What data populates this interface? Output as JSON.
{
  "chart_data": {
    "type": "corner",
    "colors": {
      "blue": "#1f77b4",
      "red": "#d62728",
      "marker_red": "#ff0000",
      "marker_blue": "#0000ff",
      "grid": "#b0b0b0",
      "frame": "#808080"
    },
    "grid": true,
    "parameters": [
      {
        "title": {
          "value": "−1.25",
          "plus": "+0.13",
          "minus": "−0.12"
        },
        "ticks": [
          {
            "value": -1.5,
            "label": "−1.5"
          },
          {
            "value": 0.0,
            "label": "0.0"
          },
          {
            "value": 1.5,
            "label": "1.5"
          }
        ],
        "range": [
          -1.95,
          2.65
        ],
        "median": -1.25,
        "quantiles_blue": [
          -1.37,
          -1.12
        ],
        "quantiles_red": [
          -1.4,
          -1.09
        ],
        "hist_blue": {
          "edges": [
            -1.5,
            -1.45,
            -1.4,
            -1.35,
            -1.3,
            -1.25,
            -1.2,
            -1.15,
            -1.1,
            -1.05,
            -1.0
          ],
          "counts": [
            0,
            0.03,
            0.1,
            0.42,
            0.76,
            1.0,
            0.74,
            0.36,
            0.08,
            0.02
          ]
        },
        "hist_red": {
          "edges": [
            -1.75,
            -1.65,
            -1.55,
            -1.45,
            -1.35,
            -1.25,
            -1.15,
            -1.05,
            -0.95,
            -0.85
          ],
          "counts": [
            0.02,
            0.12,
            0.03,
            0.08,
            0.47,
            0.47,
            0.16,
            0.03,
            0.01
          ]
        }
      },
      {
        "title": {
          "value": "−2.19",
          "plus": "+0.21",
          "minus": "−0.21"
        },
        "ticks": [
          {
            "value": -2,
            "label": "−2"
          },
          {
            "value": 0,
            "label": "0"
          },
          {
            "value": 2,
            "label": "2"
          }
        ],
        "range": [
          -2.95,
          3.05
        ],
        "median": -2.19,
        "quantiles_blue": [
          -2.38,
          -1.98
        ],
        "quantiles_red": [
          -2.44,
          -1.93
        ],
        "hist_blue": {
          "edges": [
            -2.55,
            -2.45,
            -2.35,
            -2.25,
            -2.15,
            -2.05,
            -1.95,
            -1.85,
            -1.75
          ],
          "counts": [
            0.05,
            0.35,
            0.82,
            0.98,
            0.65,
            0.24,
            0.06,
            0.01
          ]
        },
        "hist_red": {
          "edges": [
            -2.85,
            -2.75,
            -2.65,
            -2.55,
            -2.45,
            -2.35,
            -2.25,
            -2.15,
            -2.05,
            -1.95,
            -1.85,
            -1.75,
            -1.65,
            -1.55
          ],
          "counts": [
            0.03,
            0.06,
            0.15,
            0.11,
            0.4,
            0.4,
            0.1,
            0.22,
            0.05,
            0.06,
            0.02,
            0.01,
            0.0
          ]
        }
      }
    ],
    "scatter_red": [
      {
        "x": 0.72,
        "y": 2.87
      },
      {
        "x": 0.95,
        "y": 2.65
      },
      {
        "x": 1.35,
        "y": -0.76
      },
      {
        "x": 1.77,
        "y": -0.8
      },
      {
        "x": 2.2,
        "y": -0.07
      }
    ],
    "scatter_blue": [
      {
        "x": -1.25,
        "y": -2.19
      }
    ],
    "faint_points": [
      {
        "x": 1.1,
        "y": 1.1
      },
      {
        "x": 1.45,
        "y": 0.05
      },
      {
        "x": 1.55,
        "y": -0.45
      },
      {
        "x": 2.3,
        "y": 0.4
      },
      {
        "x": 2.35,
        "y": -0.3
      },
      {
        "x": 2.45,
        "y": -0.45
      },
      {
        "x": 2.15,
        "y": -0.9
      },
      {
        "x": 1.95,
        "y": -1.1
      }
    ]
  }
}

+ + +

TASK TO CARRY OUT:
Set all of the entries down again, exactly as they were given.

CORRECT RESPONSE:
What data populates this interface? Output as JSON.
{
  "chart_data": {
    "type": "corner",
    "colors": {
      "blue": "#1f77b4",
      "red": "#d62728",
      "marker_red": "#ff0000",
      "marker_blue": "#0000ff",
      "grid": "#b0b0b0",
      "frame": "#808080"
    },
    "grid": true,
    "parameters": [
      {
        "title": {
          "value": "−1.25",
          "plus": "+0.13",
          "minus": "−0.12"
        },
        "ticks": [
          {
            "value": -1.5,
            "label": "−1.5"
          },
          {
            "value": 0.0,
            "label": "0.0"
          },
          {
            "value": 1.5,
            "label": "1.5"
          }
        ],
        "range": [
          -1.95,
          2.65
        ],
        "median": -1.25,
        "quantiles_blue": [
          -1.37,
          -1.12
        ],
        "quantiles_red": [
          -1.4,
          -1.09
        ],
        "hist_blue": {
          "edges": [
            -1.5,
            -1.45,
            -1.4,
            -1.35,
            -1.3,
            -1.25,
            -1.2,
            -1.15,
            -1.1,
            -1.05,
            -1.0
          ],
          "counts": [
            0,
            0.03,
            0.1,
            0.42,
            0.76,
            1.0,
            0.74,
            0.36,
            0.08,
            0.02
          ]
        },
        "hist_red": {
          "edges": [
            -1.75,
            -1.65,
            -1.55,
            -1.45,
            -1.35,
            -1.25,
            -1.15,
            -1.05,
            -0.95,
            -0.85
          ],
          "counts": [
            0.02,
            0.12,
            0.03,
            0.08,
            0.47,
            0.47,
            0.16,
            0.03,
            0.01
          ]
        }
      },
      {
        "title": {
          "value": "−2.19",
          "plus": "+0.21",
          "minus": "−0.21"
        },
        "ticks": [
          {
            "value": -2,
            "label": "−2"
          },
          {
            "value": 0,
            "label": "0"
          },
          {
            "value": 2,
            "label": "2"
          }
        ],
        "range": [
          -2.95,
          3.05
        ],
        "median": -2.19,
        "quantiles_blue": [
          -2.38,
          -1.98
        ],
        "quantiles_red": [
          -2.44,
          -1.93
        ],
        "hist_blue": {
          "edges": [
            -2.55,
            -2.45,
            -2.35,
            -2.25,
            -2.15,
            -2.05,
            -1.95,
            -1.85,
            -1.75
          ],
          "counts": [
            0.05,
            0.35,
            0.82,
            0.98,
            0.65,
            0.24,
            0.06,
            0.01
          ]
        },
        "hist_red": {
          "edges": [
            -2.85,
            -2.75,
            -2.65,
            -2.55,
            -2.45,
            -2.35,
            -2.25,
            -2.15,
            -2.05,
            -1.95,
            -1.85,
            -1.75,
            -1.65,
            -1.55
          ],
          "counts": [
            0.03,
            0.06,
            0.15,
            0.11,
            0.4,
            0.4,
            0.1,
            0.22,
            0.05,
            0.06,
            0.02,
            0.01,
            0.0
          ]
        }
      }
    ],
    "scatter_red": [
      {
        "x": 0.72,
        "y": 2.87
      },
      {
        "x": 0.95,
        "y": 2.65
      },
      {
        "x": 1.35,
        "y": -0.76
      },
      {
        "x": 1.77,
        "y": -0.8
      },
      {
        "x": 2.2,
        "y": -0.07
      }
    ],
    "scatter_blue": [
      {
        "x": -1.25,
        "y": -2.19
      }
    ],
    "faint_points": [
      {
        "x": 1.1,
        "y": 1.1
      },
      {
        "x": 1.45,
        "y": 0.05
      },
      {
        "x": 1.55,
        "y": -0.45
      },
      {
        "x": 2.3,
        "y": 0.4
      },
      {
        "x": 2.35,
        "y": -0.3
      },
      {
        "x": 2.45,
        "y": -0.45
      },
      {
        "x": 2.15,
        "y": -0.9
      },
      {
        "x": 1.95,
        "y": -1.1
      }
    ]
  }
}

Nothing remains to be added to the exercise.